----- SUPPLIED RECORDS

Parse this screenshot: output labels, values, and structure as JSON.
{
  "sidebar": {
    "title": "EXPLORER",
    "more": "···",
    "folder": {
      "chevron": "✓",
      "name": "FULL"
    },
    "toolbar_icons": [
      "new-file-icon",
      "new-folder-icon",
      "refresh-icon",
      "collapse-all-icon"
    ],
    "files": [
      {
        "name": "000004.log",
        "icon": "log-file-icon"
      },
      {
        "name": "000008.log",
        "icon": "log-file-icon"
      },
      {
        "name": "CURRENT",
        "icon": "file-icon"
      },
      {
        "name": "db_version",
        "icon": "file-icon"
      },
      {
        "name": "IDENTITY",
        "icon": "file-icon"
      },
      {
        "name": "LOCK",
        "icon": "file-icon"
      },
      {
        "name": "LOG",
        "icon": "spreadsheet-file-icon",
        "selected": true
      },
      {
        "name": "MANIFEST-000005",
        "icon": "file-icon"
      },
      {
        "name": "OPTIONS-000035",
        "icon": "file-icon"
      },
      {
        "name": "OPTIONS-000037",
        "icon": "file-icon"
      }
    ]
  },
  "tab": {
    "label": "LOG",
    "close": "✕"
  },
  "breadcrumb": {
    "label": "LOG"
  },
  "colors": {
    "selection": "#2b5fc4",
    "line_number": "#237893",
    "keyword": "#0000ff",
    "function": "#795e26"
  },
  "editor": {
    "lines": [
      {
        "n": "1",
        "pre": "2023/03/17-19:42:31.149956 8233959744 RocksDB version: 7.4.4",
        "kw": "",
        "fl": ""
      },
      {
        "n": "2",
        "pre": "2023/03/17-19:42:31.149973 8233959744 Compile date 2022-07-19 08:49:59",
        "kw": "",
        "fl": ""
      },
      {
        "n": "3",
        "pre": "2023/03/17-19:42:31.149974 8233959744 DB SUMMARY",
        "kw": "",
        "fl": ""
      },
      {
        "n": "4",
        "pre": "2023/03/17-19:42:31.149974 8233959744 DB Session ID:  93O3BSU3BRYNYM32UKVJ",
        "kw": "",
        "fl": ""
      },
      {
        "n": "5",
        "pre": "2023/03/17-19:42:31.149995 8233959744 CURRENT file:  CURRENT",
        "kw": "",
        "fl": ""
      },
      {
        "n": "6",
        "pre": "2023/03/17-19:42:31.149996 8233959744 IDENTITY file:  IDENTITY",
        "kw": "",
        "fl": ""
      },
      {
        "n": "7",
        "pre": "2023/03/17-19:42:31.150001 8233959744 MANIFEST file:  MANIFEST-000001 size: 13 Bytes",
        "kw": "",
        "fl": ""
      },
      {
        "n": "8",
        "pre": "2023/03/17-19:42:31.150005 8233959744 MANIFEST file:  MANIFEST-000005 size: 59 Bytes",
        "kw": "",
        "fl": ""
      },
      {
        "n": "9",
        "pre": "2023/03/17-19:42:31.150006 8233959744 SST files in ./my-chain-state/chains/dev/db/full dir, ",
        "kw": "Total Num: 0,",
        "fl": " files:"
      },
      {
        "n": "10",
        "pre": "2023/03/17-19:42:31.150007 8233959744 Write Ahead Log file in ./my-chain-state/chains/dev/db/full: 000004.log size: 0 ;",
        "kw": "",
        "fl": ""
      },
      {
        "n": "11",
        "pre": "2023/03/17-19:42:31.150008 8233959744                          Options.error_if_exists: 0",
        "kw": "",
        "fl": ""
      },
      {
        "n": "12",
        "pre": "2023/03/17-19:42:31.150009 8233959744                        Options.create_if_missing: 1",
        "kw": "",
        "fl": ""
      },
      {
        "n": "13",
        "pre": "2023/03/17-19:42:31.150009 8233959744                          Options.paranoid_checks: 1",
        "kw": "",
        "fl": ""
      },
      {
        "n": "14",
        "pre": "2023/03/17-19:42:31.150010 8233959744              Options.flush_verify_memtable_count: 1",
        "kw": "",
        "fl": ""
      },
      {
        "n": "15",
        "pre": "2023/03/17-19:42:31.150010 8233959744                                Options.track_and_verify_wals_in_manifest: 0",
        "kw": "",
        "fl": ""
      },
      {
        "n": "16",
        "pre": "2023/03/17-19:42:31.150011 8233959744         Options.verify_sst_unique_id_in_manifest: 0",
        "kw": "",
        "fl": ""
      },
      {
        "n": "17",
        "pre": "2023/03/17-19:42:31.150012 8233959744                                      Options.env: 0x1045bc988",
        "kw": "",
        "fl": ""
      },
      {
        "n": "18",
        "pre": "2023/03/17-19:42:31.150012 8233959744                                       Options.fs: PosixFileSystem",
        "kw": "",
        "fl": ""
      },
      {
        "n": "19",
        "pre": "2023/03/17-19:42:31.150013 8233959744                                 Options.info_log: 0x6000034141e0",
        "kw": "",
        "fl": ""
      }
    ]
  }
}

----------

AIM
Select all lines with the word "state" from the entries above.

ANSWER TO THE EXERCISE
        "pre": "2023/03/17-19:42:31.150006 8233959744 SST files in ./my-chain-state/chains/dev/db/full dir, ",
        "pre": "2023/03/17-19:42:31.150007 8233959744 Write Ahead Log file in ./my-chain-state/chains/dev/db/full: 000004.log size: 0 ;",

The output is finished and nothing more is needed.